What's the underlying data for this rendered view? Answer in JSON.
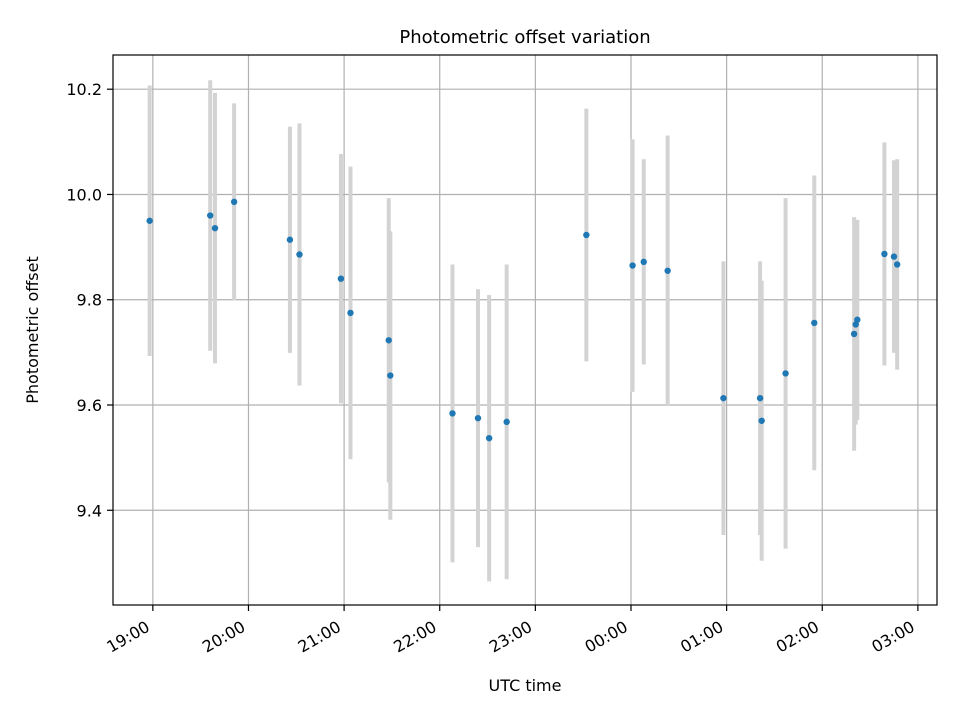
{
  "chart_data": {
    "type": "scatter",
    "title": "Photometric offset variation",
    "xlabel": "UTC time",
    "ylabel": "Photometric offset",
    "grid": true,
    "x_axis_type": "time",
    "xlim": [
      "18:35",
      "03:12"
    ],
    "ylim": [
      9.22,
      10.265
    ],
    "x_ticks": [
      "19:00",
      "20:00",
      "21:00",
      "22:00",
      "23:00",
      "00:00",
      "01:00",
      "02:00",
      "03:00"
    ],
    "y_ticks": [
      "9.4",
      "9.6",
      "9.8",
      "10.0",
      "10.2"
    ],
    "colors": {
      "point": "#1f77b4",
      "errorbar": "#d3d3d3",
      "grid": "#b0b0b0"
    },
    "series": [
      {
        "points": [
          {
            "x": "18:58",
            "y": 9.95,
            "err": 0.257
          },
          {
            "x": "19:36",
            "y": 9.96,
            "err": 0.257
          },
          {
            "x": "19:39",
            "y": 9.936,
            "err": 0.257
          },
          {
            "x": "19:51",
            "y": 9.986,
            "err": 0.187
          },
          {
            "x": "20:26",
            "y": 9.914,
            "err": 0.215
          },
          {
            "x": "20:32",
            "y": 9.886,
            "err": 0.249
          },
          {
            "x": "20:58",
            "y": 9.84,
            "err": 0.237
          },
          {
            "x": "21:04",
            "y": 9.775,
            "err": 0.278
          },
          {
            "x": "21:28",
            "y": 9.723,
            "err": 0.27
          },
          {
            "x": "21:29",
            "y": 9.656,
            "err": 0.274
          },
          {
            "x": "22:08",
            "y": 9.584,
            "err": 0.283
          },
          {
            "x": "22:24",
            "y": 9.575,
            "err": 0.245
          },
          {
            "x": "22:31",
            "y": 9.537,
            "err": 0.272
          },
          {
            "x": "22:42",
            "y": 9.568,
            "err": 0.299
          },
          {
            "x": "23:32",
            "y": 9.923,
            "err": 0.24
          },
          {
            "x": "00:01",
            "y": 9.865,
            "err": 0.24
          },
          {
            "x": "00:08",
            "y": 9.872,
            "err": 0.195
          },
          {
            "x": "00:23",
            "y": 9.855,
            "err": 0.257
          },
          {
            "x": "00:58",
            "y": 9.613,
            "err": 0.26
          },
          {
            "x": "01:21",
            "y": 9.613,
            "err": 0.26
          },
          {
            "x": "01:22",
            "y": 9.57,
            "err": 0.266
          },
          {
            "x": "01:37",
            "y": 9.66,
            "err": 0.333
          },
          {
            "x": "01:55",
            "y": 9.756,
            "err": 0.28
          },
          {
            "x": "02:20",
            "y": 9.735,
            "err": 0.222
          },
          {
            "x": "02:21",
            "y": 9.753,
            "err": 0.19
          },
          {
            "x": "02:22",
            "y": 9.762,
            "err": 0.19
          },
          {
            "x": "02:39",
            "y": 9.887,
            "err": 0.212
          },
          {
            "x": "02:45",
            "y": 9.882,
            "err": 0.183
          },
          {
            "x": "02:47",
            "y": 9.867,
            "err": 0.2
          }
        ]
      }
    ]
  }
}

· · · · · · ·

Transcribe all the lines above exactly, apart from the pictures.

What's the underlying data for this rendered view? Answer in JSON.
{
  "chart_data": {
    "type": "scatter",
    "title": "Photometric offset variation",
    "xlabel": "UTC time",
    "ylabel": "Photometric offset",
    "grid": true,
    "x_axis_type": "time",
    "xlim": [
      "18:35",
      "03:12"
    ],
    "ylim": [
      9.22,
      10.265
    ],
    "x_ticks": [
      "19:00",
      "20:00",
      "21:00",
      "22:00",
      "23:00",
      "00:00",
      "01:00",
      "02:00",
      "03:00"
    ],
    "y_ticks": [
      "9.4",
      "9.6",
      "9.8",
      "10.0",
      "10.2"
    ],
    "colors": {
      "point": "#1f77b4",
      "errorbar": "#d3d3d3",
      "grid": "#b0b0b0"
    },
    "series": [
      {
        "points": [
          {
            "x": "18:58",
            "y": 9.95,
            "err": 0.257
          },
          {
            "x": "19:36",
            "y": 9.96,
            "err": 0.257
          },
          {
            "x": "19:39",
            "y": 9.936,
            "err": 0.257
          },
          {
            "x": "19:51",
            "y": 9.986,
            "err": 0.187
          },
          {
            "x": "20:26",
            "y": 9.914,
            "err": 0.215
          },
          {
            "x": "20:32",
            "y": 9.886,
            "err": 0.249
          },
          {
            "x": "20:58",
            "y": 9.84,
            "err": 0.237
          },
          {
            "x": "21:04",
            "y": 9.775,
            "err": 0.278
          },
          {
            "x": "21:28",
            "y": 9.723,
            "err": 0.27
          },
          {
            "x": "21:29",
            "y": 9.656,
            "err": 0.274
          },
          {
            "x": "22:08",
            "y": 9.584,
            "err": 0.283
          },
          {
            "x": "22:24",
            "y": 9.575,
            "err": 0.245
          },
          {
            "x": "22:31",
            "y": 9.537,
            "err": 0.272
          },
          {
            "x": "22:42",
            "y": 9.568,
            "err": 0.299
          },
          {
            "x": "23:32",
            "y": 9.923,
            "err": 0.24
          },
          {
            "x": "00:01",
            "y": 9.865,
            "err": 0.24
          },
          {
            "x": "00:08",
            "y": 9.872,
            "err": 0.195
          },
          {
            "x": "00:23",
            "y": 9.855,
            "err": 0.257
          },
          {
            "x": "00:58",
            "y": 9.613,
            "err": 0.26
          },
          {
            "x": "01:21",
            "y": 9.613,
            "err": 0.26
          },
          {
            "x": "01:22",
            "y": 9.57,
            "err": 0.266
          },
          {
            "x": "01:37",
            "y": 9.66,
            "err": 0.333
          },
          {
            "x": "01:55",
            "y": 9.756,
            "err": 0.28
          },
          {
            "x": "02:20",
            "y": 9.735,
            "err": 0.222
          },
          {
            "x": "02:21",
            "y": 9.753,
            "err": 0.19
          },
          {
            "x": "02:22",
            "y": 9.762,
            "err": 0.19
          },
          {
            "x": "02:39",
            "y": 9.887,
            "err": 0.212
          },
          {
            "x": "02:45",
            "y": 9.882,
            "err": 0.183
          },
          {
            "x": "02:47",
            "y": 9.867,
            "err": 0.2
          }
        ]
      }
    ]
  }
}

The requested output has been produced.